[Collection entries]
::::::

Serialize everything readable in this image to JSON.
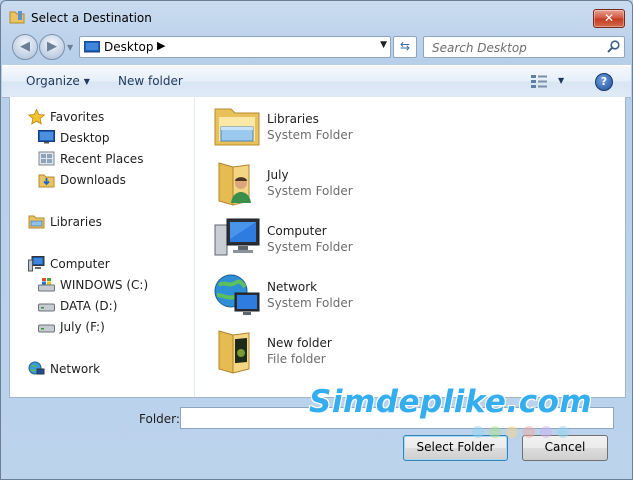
{
  "window": {
    "title": "Select a Destination",
    "close_label": "✕"
  },
  "navbar": {
    "address_crumb": "Desktop",
    "address_sep": "▶",
    "search_placeholder": "Search Desktop"
  },
  "toolbar": {
    "organize_label": "Organize",
    "new_folder_label": "New folder",
    "help_label": "?"
  },
  "navpane": {
    "favorites": "Favorites",
    "desktop": "Desktop",
    "recent_places": "Recent Places",
    "downloads": "Downloads",
    "libraries": "Libraries",
    "computer": "Computer",
    "drive_c": "WINDOWS (C:)",
    "drive_d": "DATA (D:)",
    "drive_f": "July (F:)",
    "network": "Network"
  },
  "files": [
    {
      "name": "Libraries",
      "type": "System Folder",
      "icon": "libraries-icon"
    },
    {
      "name": "July",
      "type": "System Folder",
      "icon": "user-folder-icon"
    },
    {
      "name": "Computer",
      "type": "System Folder",
      "icon": "computer-icon"
    },
    {
      "name": "Network",
      "type": "System Folder",
      "icon": "network-icon"
    },
    {
      "name": "New folder",
      "type": "File folder",
      "icon": "folder-icon"
    }
  ],
  "footer": {
    "folder_label": "Folder:",
    "folder_value": "",
    "select_button": "Select Folder",
    "cancel_button": "Cancel"
  },
  "watermark": "Simdeplike.com",
  "colors": {
    "accent": "#1e395b",
    "watermark": "#35aef0",
    "close": "#c23b22"
  }
}
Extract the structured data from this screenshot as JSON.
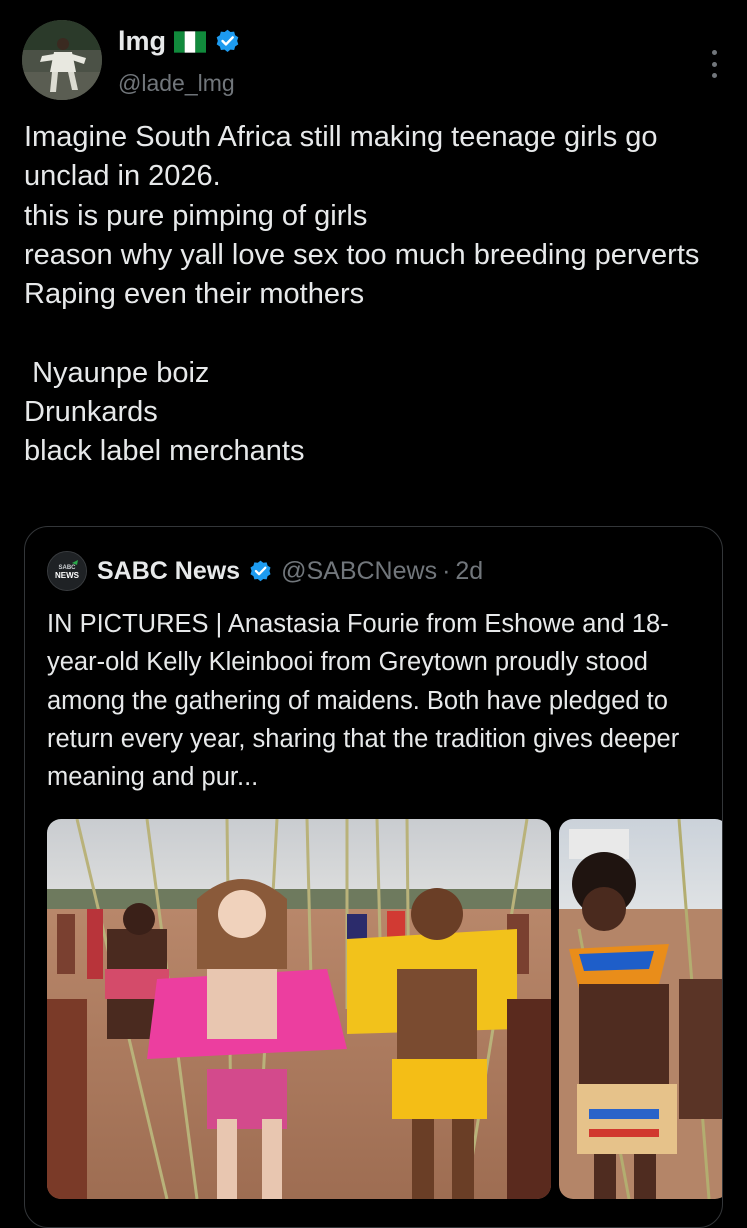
{
  "author": {
    "display_name": "lmg",
    "flag_icon": "nigeria-flag-icon",
    "verified_icon": "verified-badge-icon",
    "handle": "@lade_lmg"
  },
  "tweet": {
    "text": "Imagine South Africa still making teenage girls go unclad in 2026.\nthis is pure pimping of girls\nreason why yall love sex too much breeding perverts\nRaping even their mothers\n\n Nyaunpe boiz\nDrunkards\nblack label merchants"
  },
  "quoted": {
    "name": "SABC News",
    "logo_text": "SABC NEWS",
    "handle": "@SABCNews",
    "separator": "·",
    "time": "2d",
    "text": "IN PICTURES | Anastasia Fourie from Eshowe and 18-year-old Kelly Kleinbooi from Greytown proudly stood among the gathering of maidens. Both have pledged to return every year, sharing that the tradition gives deeper meaning and pur..."
  },
  "colors": {
    "background": "#000000",
    "text": "#e7e9ea",
    "muted": "#71767b",
    "verified": "#1d9bf0",
    "border": "#333639"
  }
}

::::::

**Given instruction**
Without the pictures, extract every entry verbatim.

**Task solution**
Serialize everything readable in this image to JSON.
{
  "window": {
    "title": "Select a Destination",
    "close_label": "✕"
  },
  "navbar": {
    "address_crumb": "Desktop",
    "address_sep": "▶",
    "search_placeholder": "Search Desktop"
  },
  "toolbar": {
    "organize_label": "Organize",
    "new_folder_label": "New folder",
    "help_label": "?"
  },
  "navpane": {
    "favorites": "Favorites",
    "desktop": "Desktop",
    "recent_places": "Recent Places",
    "downloads": "Downloads",
    "libraries": "Libraries",
    "computer": "Computer",
    "drive_c": "WINDOWS (C:)",
    "drive_d": "DATA (D:)",
    "drive_f": "July (F:)",
    "network": "Network"
  },
  "files": [
    {
      "name": "Libraries",
      "type": "System Folder",
      "icon": "libraries-icon"
    },
    {
      "name": "July",
      "type": "System Folder",
      "icon": "user-folder-icon"
    },
    {
      "name": "Computer",
      "type": "System Folder",
      "icon": "computer-icon"
    },
    {
      "name": "Network",
      "type": "System Folder",
      "icon": "network-icon"
    },
    {
      "name": "New folder",
      "type": "File folder",
      "icon": "folder-icon"
    }
  ],
  "footer": {
    "folder_label": "Folder:",
    "folder_value": "",
    "select_button": "Select Folder",
    "cancel_button": "Cancel"
  },
  "watermark": "Simdeplike.com",
  "colors": {
    "accent": "#1e395b",
    "watermark": "#35aef0",
    "close": "#c23b22"
  }
}
Extract the structured data from this screenshot as JSON.
{
  "author": {
    "display_name": "lmg",
    "flag_icon": "nigeria-flag-icon",
    "verified_icon": "verified-badge-icon",
    "handle": "@lade_lmg"
  },
  "tweet": {
    "text": "Imagine South Africa still making teenage girls go unclad in 2026.\nthis is pure pimping of girls\nreason why yall love sex too much breeding perverts\nRaping even their mothers\n\n Nyaunpe boiz\nDrunkards\nblack label merchants"
  },
  "quoted": {
    "name": "SABC News",
    "logo_text": "SABC NEWS",
    "handle": "@SABCNews",
    "separator": "·",
    "time": "2d",
    "text": "IN PICTURES | Anastasia Fourie from Eshowe and 18-year-old Kelly Kleinbooi from Greytown proudly stood among the gathering of maidens. Both have pledged to return every year, sharing that the tradition gives deeper meaning and pur..."
  },
  "colors": {
    "background": "#000000",
    "text": "#e7e9ea",
    "muted": "#71767b",
    "verified": "#1d9bf0",
    "border": "#333639"
  }
}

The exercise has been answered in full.